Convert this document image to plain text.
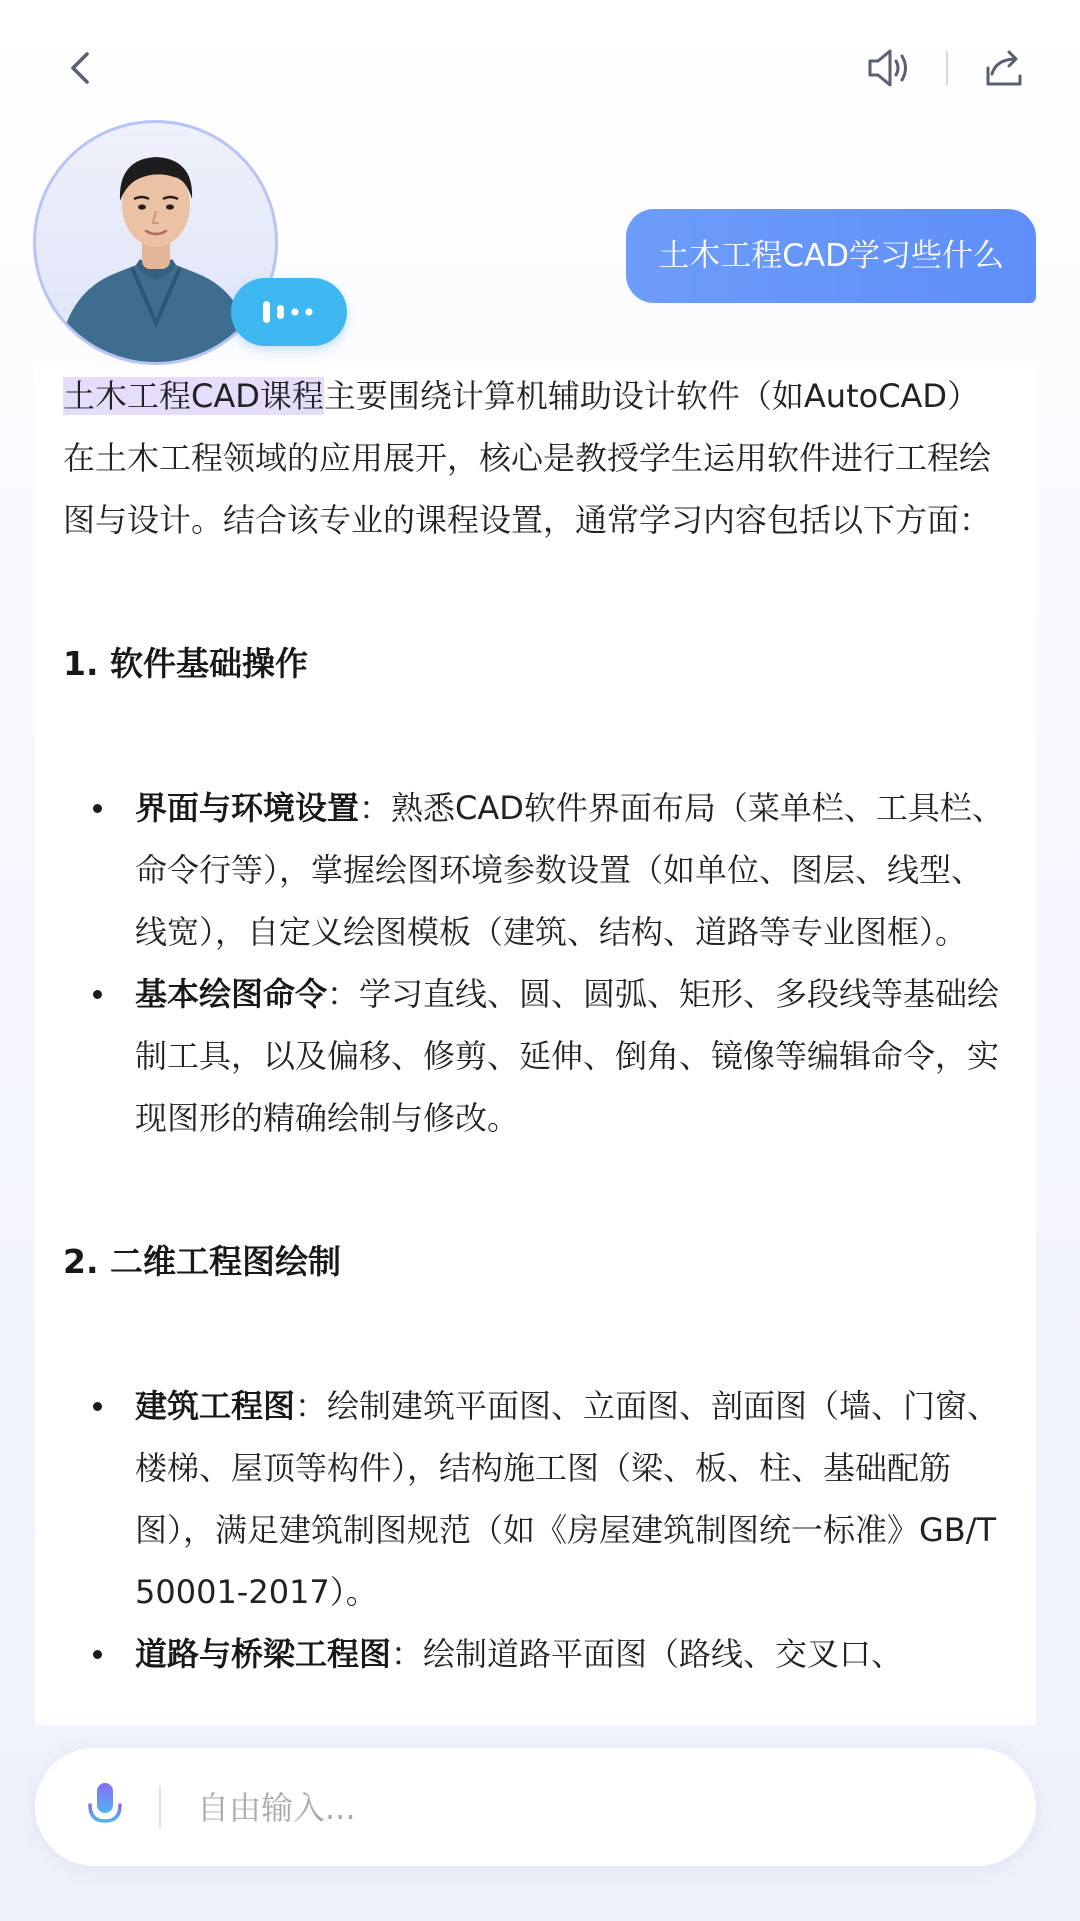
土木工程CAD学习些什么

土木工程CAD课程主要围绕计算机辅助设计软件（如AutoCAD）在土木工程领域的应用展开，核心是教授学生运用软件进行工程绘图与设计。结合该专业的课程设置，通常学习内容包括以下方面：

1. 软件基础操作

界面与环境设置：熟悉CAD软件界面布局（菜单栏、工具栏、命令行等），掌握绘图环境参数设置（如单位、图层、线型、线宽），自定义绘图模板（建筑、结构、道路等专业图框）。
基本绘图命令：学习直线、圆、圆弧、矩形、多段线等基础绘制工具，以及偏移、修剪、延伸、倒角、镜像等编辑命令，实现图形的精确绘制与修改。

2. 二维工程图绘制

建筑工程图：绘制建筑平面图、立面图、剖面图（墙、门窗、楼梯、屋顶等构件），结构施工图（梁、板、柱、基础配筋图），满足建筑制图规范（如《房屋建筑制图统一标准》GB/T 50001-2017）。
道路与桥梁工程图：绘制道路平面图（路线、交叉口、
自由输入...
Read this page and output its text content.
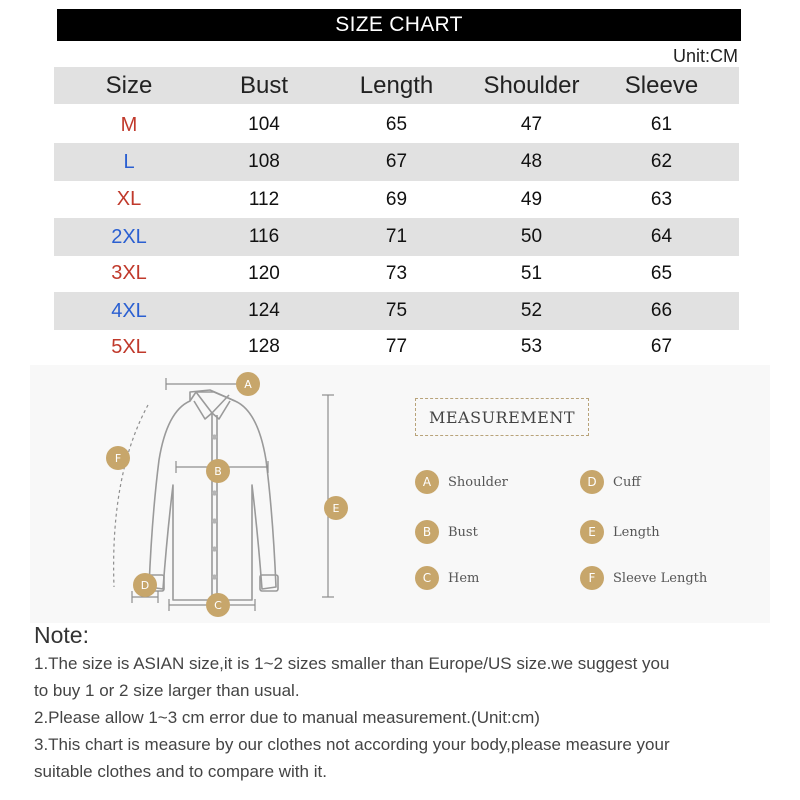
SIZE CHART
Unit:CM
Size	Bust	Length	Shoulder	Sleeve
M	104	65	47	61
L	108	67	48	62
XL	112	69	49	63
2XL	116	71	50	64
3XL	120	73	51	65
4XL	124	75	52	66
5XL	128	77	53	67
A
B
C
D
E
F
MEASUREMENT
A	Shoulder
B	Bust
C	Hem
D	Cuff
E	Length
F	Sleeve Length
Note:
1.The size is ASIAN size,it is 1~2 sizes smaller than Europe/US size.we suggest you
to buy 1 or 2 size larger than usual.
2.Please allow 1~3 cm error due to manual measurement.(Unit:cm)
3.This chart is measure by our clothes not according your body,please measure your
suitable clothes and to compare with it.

(TASK DETAILS) Select and copy each line from the data that includes the word "Bust".

(FULL OUTPUT)
Size	Bust	Length	Shoulder	Sleeve
B	Bust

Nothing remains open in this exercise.